#### [LISTED RECORDS]
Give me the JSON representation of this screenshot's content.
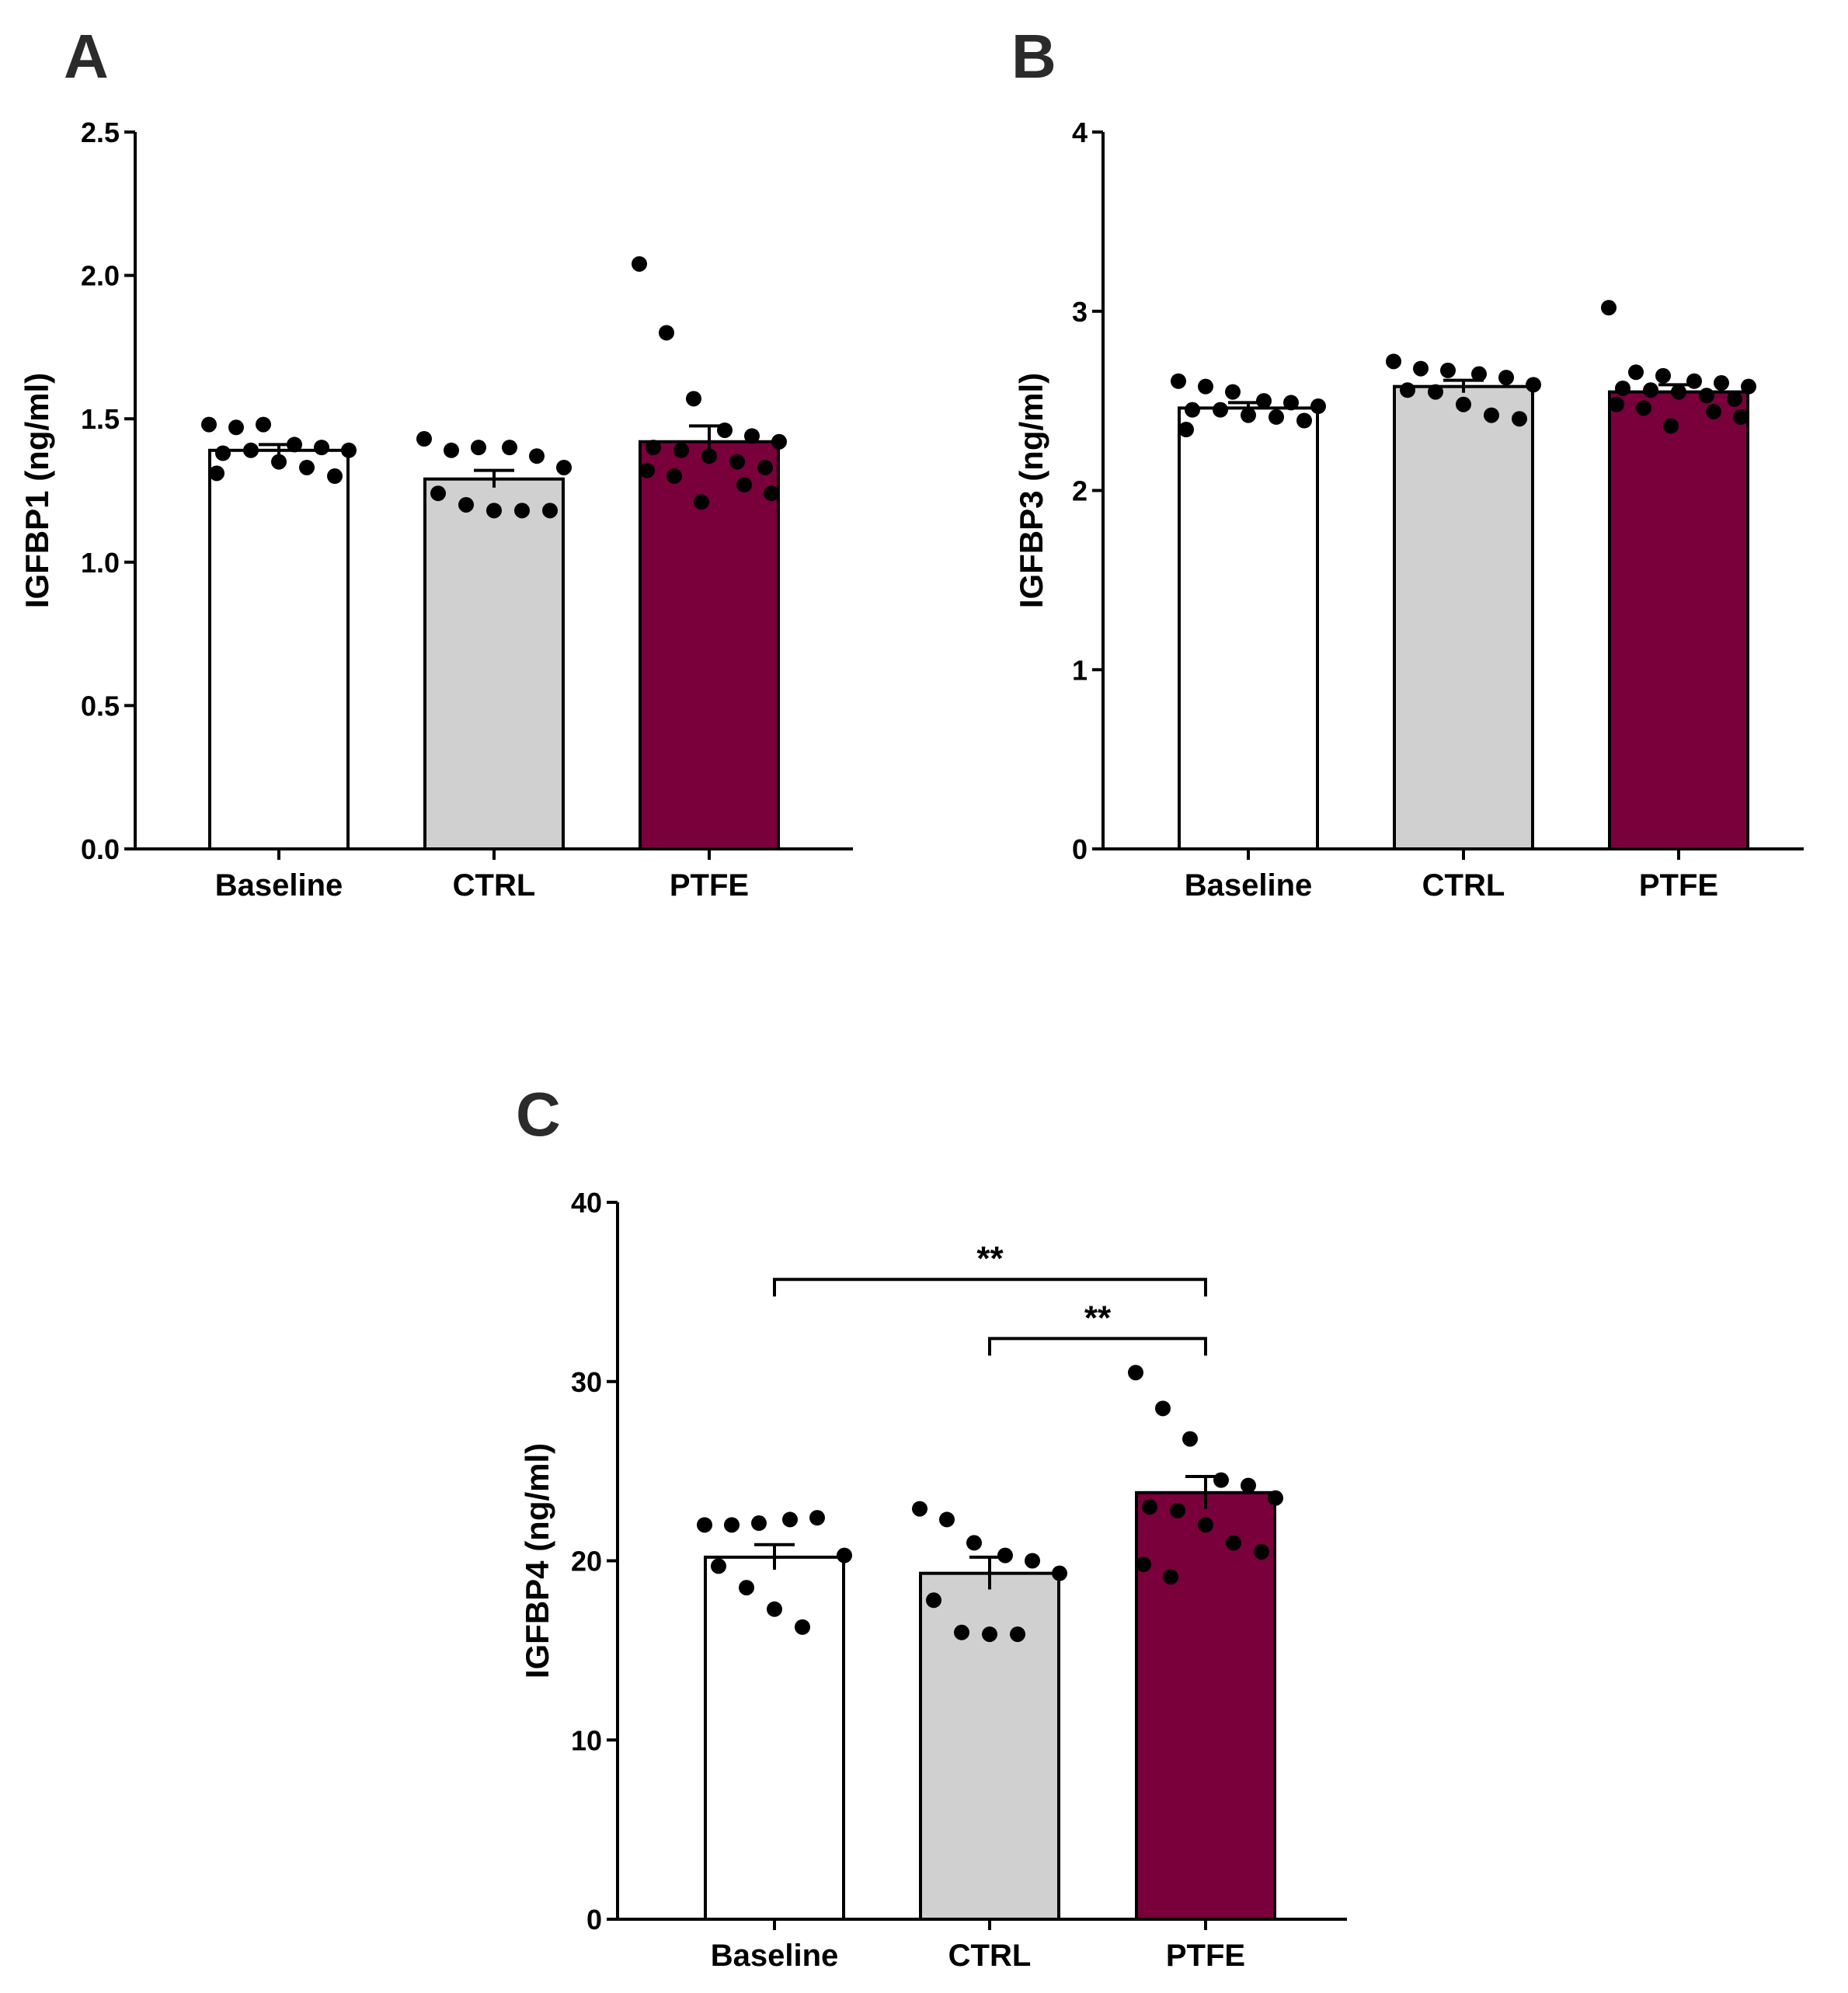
{
  "colors": {
    "baseline": "#ffffff",
    "ctrl": "#d0d0d0",
    "ptfe": "#7a003c",
    "stroke": "#000000"
  },
  "chart_data": [
    {
      "panel": "A",
      "type": "bar",
      "ylabel": "IGFBP1 (ng/ml)",
      "ylim": [
        0,
        2.5
      ],
      "yticks": [
        0,
        0.5,
        1,
        1.5,
        2,
        2.5
      ],
      "ytick_labels": [
        "0.0",
        "0.5",
        "1.0",
        "1.5",
        "2.0",
        "2.5"
      ],
      "categories": [
        "Baseline",
        "CTRL",
        "PTFE"
      ],
      "values": [
        1.39,
        1.29,
        1.42
      ],
      "sem": [
        0.02,
        0.03,
        0.055
      ],
      "points": [
        [
          1.48,
          1.47,
          1.48,
          1.41,
          1.4,
          1.39,
          1.38,
          1.39,
          1.35,
          1.33,
          1.3,
          1.31
        ],
        [
          1.43,
          1.39,
          1.4,
          1.4,
          1.37,
          1.33,
          1.24,
          1.2,
          1.18,
          1.18,
          1.18
        ],
        [
          2.04,
          1.8,
          1.57,
          1.46,
          1.44,
          1.42,
          1.4,
          1.39,
          1.37,
          1.35,
          1.33,
          1.32,
          1.3,
          1.27,
          1.24,
          1.21
        ]
      ],
      "annotations": []
    },
    {
      "panel": "B",
      "type": "bar",
      "ylabel": "IGFBP3 (ng/ml)",
      "ylim": [
        0,
        4
      ],
      "yticks": [
        0,
        1,
        2,
        3,
        4
      ],
      "ytick_labels": [
        "0",
        "1",
        "2",
        "3",
        "4"
      ],
      "categories": [
        "Baseline",
        "CTRL",
        "PTFE"
      ],
      "values": [
        2.46,
        2.58,
        2.55
      ],
      "sem": [
        0.03,
        0.035,
        0.04
      ],
      "points": [
        [
          2.61,
          2.58,
          2.55,
          2.5,
          2.49,
          2.47,
          2.45,
          2.45,
          2.42,
          2.41,
          2.39,
          2.34
        ],
        [
          2.72,
          2.68,
          2.67,
          2.65,
          2.63,
          2.59,
          2.56,
          2.55,
          2.48,
          2.42,
          2.4
        ],
        [
          3.02,
          2.66,
          2.64,
          2.61,
          2.6,
          2.58,
          2.57,
          2.56,
          2.55,
          2.53,
          2.51,
          2.48,
          2.46,
          2.44,
          2.41,
          2.36
        ]
      ],
      "annotations": []
    },
    {
      "panel": "C",
      "type": "bar",
      "ylabel": "IGFBP4 (ng/ml)",
      "ylim": [
        0,
        40
      ],
      "yticks": [
        0,
        10,
        20,
        30,
        40
      ],
      "ytick_labels": [
        "0",
        "10",
        "20",
        "30",
        "40"
      ],
      "categories": [
        "Baseline",
        "CTRL",
        "PTFE"
      ],
      "values": [
        20.2,
        19.3,
        23.8
      ],
      "sem": [
        0.7,
        0.9,
        0.9
      ],
      "points": [
        [
          22.0,
          22.0,
          22.1,
          22.3,
          22.4,
          20.3,
          19.7,
          18.5,
          17.3,
          16.3
        ],
        [
          22.9,
          22.3,
          21.0,
          20.3,
          20.0,
          19.3,
          17.8,
          16.0,
          15.9,
          15.9
        ],
        [
          30.5,
          28.5,
          26.8,
          24.5,
          24.2,
          23.5,
          23.0,
          22.8,
          22.0,
          21.0,
          20.5,
          19.8,
          19.1
        ]
      ],
      "annotations": [
        {
          "from": 0,
          "to": 2,
          "y": 35.7,
          "label": "**"
        },
        {
          "from": 1,
          "to": 2,
          "y": 32.4,
          "label": "**"
        }
      ]
    }
  ]
}
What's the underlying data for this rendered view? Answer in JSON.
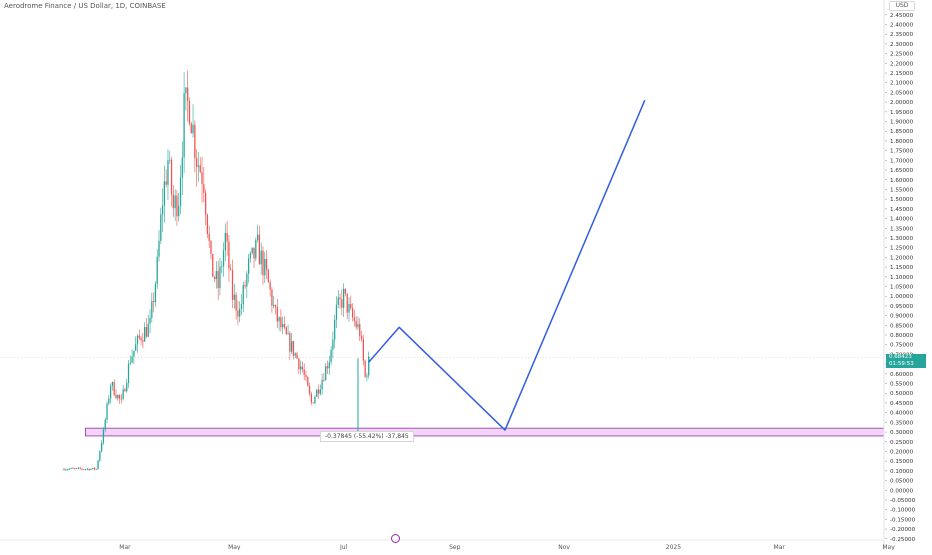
{
  "header": {
    "title": "Aerodrome Finance / US Dollar, 1D, COINBASE",
    "currency": "USD"
  },
  "price_badge": {
    "price": "0.68423",
    "sub": "01:59:53"
  },
  "measure": {
    "label": "-0.37845 (-55.42%) -37,845"
  },
  "colors": {
    "up": "#26a69a",
    "down": "#ef5350",
    "projection": "#2f5ee0",
    "zone_fill": "#e9c3f0",
    "zone_border": "#9c27b0",
    "badge": "#26a69a"
  },
  "chart_data": {
    "type": "candlestick",
    "title": "Aerodrome Finance / US Dollar, 1D, COINBASE",
    "y_axis": {
      "min": -0.25,
      "max": 2.45,
      "step": 0.05,
      "position": "right",
      "tick_labels": [
        "2.45000",
        "2.40000",
        "2.35000",
        "2.30000",
        "2.25000",
        "2.20000",
        "2.15000",
        "2.10000",
        "2.05000",
        "2.00000",
        "1.95000",
        "1.90000",
        "1.85000",
        "1.80000",
        "1.75000",
        "1.70000",
        "1.65000",
        "1.60000",
        "1.55000",
        "1.50000",
        "1.45000",
        "1.40000",
        "1.35000",
        "1.30000",
        "1.25000",
        "1.20000",
        "1.15000",
        "1.10000",
        "1.05000",
        "1.00000",
        "0.95000",
        "0.90000",
        "0.85000",
        "0.80000",
        "0.75000",
        "0.70000",
        "0.65000",
        "0.60000",
        "0.55000",
        "0.50000",
        "0.45000",
        "0.40000",
        "0.35000",
        "0.30000",
        "0.25000",
        "0.20000",
        "0.15000",
        "0.10000",
        "0.05000",
        "0.00000",
        "-0.05000",
        "-0.10000",
        "-0.15000",
        "-0.20000",
        "-0.25000"
      ]
    },
    "x_axis": {
      "labels": [
        "Mar",
        "May",
        "Jul",
        "Sep",
        "Nov",
        "2025",
        "Mar",
        "May"
      ],
      "label_days": [
        34,
        95,
        156,
        218,
        279,
        340,
        399,
        460
      ]
    },
    "candle_waypoints": [
      {
        "day": 0,
        "close": 0.11
      },
      {
        "day": 18,
        "close": 0.11
      },
      {
        "day": 22,
        "close": 0.3
      },
      {
        "day": 26,
        "close": 0.55
      },
      {
        "day": 32,
        "close": 0.45
      },
      {
        "day": 37,
        "close": 0.68
      },
      {
        "day": 43,
        "close": 0.8
      },
      {
        "day": 48,
        "close": 0.85
      },
      {
        "day": 52,
        "close": 1.15
      },
      {
        "day": 55,
        "close": 1.5
      },
      {
        "day": 58,
        "close": 1.7
      },
      {
        "day": 61,
        "close": 1.45
      },
      {
        "day": 64,
        "close": 1.52
      },
      {
        "day": 67,
        "close": 1.95
      },
      {
        "day": 70,
        "close": 2.0
      },
      {
        "day": 74,
        "close": 1.72
      },
      {
        "day": 78,
        "close": 1.6
      },
      {
        "day": 82,
        "close": 1.15
      },
      {
        "day": 86,
        "close": 1.05
      },
      {
        "day": 90,
        "close": 1.3
      },
      {
        "day": 94,
        "close": 1.0
      },
      {
        "day": 98,
        "close": 0.92
      },
      {
        "day": 103,
        "close": 1.15
      },
      {
        "day": 108,
        "close": 1.25
      },
      {
        "day": 113,
        "close": 1.1
      },
      {
        "day": 118,
        "close": 0.9
      },
      {
        "day": 123,
        "close": 0.8
      },
      {
        "day": 128,
        "close": 0.72
      },
      {
        "day": 133,
        "close": 0.62
      },
      {
        "day": 138,
        "close": 0.45
      },
      {
        "day": 143,
        "close": 0.55
      },
      {
        "day": 148,
        "close": 0.68
      },
      {
        "day": 152,
        "close": 0.92
      },
      {
        "day": 156,
        "close": 1.0
      },
      {
        "day": 160,
        "close": 0.9
      },
      {
        "day": 165,
        "close": 0.82
      },
      {
        "day": 168,
        "close": 0.58
      },
      {
        "day": 170,
        "close": 0.66
      }
    ],
    "measure_wick": {
      "day": 164,
      "high": 0.68,
      "low": 0.3
    },
    "support_zone": {
      "from_day": 12,
      "to_day": 467,
      "low": 0.28,
      "high": 0.32
    },
    "projection_path": [
      {
        "day": 170,
        "value": 0.66
      },
      {
        "day": 187,
        "value": 0.84
      },
      {
        "day": 246,
        "value": 0.31
      },
      {
        "day": 324,
        "value": 2.01
      }
    ]
  }
}
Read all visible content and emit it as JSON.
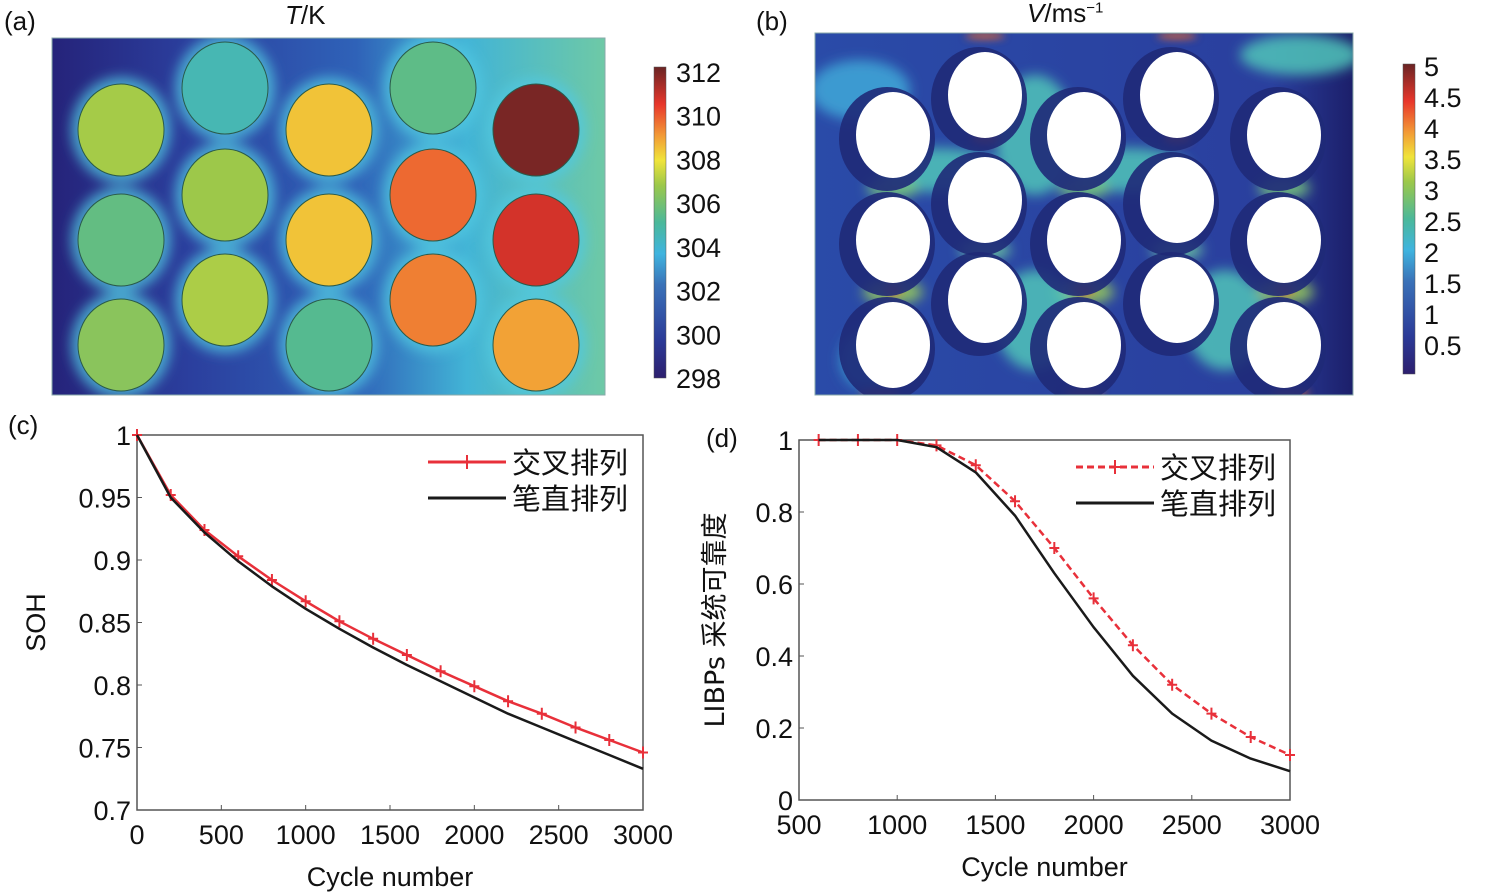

#### [EXERCISE PROMPT]
Copy every line above in which the string "ylabel" shows up.

#### [TASK OUTPUT]
      "ylabel": "IGFBP1 (ng/ml)",
      "ylabel": "IGFBP3 (ng/ml)",
      "ylabel": "IGFBP4 (ng/ml)",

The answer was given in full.